--- START OF The data ---
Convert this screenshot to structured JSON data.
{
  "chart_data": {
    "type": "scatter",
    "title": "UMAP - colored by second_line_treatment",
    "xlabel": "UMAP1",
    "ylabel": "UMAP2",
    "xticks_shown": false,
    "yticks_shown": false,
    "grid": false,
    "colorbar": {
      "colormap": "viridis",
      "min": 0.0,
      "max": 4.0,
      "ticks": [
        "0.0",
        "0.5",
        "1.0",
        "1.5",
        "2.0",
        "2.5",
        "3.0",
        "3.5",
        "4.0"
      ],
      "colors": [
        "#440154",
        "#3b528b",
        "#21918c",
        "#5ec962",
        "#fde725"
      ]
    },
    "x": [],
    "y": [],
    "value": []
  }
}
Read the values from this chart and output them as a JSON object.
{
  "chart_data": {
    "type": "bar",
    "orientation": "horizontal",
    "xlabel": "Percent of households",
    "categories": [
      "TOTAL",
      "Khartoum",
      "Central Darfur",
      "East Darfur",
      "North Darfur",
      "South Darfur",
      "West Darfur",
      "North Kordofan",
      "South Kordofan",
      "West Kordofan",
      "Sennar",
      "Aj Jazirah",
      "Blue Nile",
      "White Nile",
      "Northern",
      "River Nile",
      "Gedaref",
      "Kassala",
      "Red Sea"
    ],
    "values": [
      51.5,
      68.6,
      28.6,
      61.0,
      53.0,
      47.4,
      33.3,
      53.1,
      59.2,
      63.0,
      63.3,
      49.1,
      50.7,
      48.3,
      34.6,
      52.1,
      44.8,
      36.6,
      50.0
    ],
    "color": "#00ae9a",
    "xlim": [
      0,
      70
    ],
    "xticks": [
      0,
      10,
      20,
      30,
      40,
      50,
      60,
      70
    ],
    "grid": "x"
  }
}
--- END OF The data ---
Make an exact copy of all the data.

Convert this screenshot to structured JSON data.
{
  "chart_data": {
    "type": "scatter",
    "title": "UMAP - colored by second_line_treatment",
    "xlabel": "UMAP1",
    "ylabel": "UMAP2",
    "xticks_shown": false,
    "yticks_shown": false,
    "grid": false,
    "colorbar": {
      "colormap": "viridis",
      "min": 0.0,
      "max": 4.0,
      "ticks": [
        "0.0",
        "0.5",
        "1.0",
        "1.5",
        "2.0",
        "2.5",
        "3.0",
        "3.5",
        "4.0"
      ],
      "colors": [
        "#440154",
        "#3b528b",
        "#21918c",
        "#5ec962",
        "#fde725"
      ]
    },
    "x": [],
    "y": [],
    "value": []
  }
}
Read the values from this chart and output them as a JSON object.
{
  "chart_data": {
    "type": "bar",
    "orientation": "horizontal",
    "xlabel": "Percent of households",
    "categories": [
      "TOTAL",
      "Khartoum",
      "Central Darfur",
      "East Darfur",
      "North Darfur",
      "South Darfur",
      "West Darfur",
      "North Kordofan",
      "South Kordofan",
      "West Kordofan",
      "Sennar",
      "Aj Jazirah",
      "Blue Nile",
      "White Nile",
      "Northern",
      "River Nile",
      "Gedaref",
      "Kassala",
      "Red Sea"
    ],
    "values": [
      51.5,
      68.6,
      28.6,
      61.0,
      53.0,
      47.4,
      33.3,
      53.1,
      59.2,
      63.0,
      63.3,
      49.1,
      50.7,
      48.3,
      34.6,
      52.1,
      44.8,
      36.6,
      50.0
    ],
    "color": "#00ae9a",
    "xlim": [
      0,
      70
    ],
    "xticks": [
      0,
      10,
      20,
      30,
      40,
      50,
      60,
      70
    ],
    "grid": "x"
  }
}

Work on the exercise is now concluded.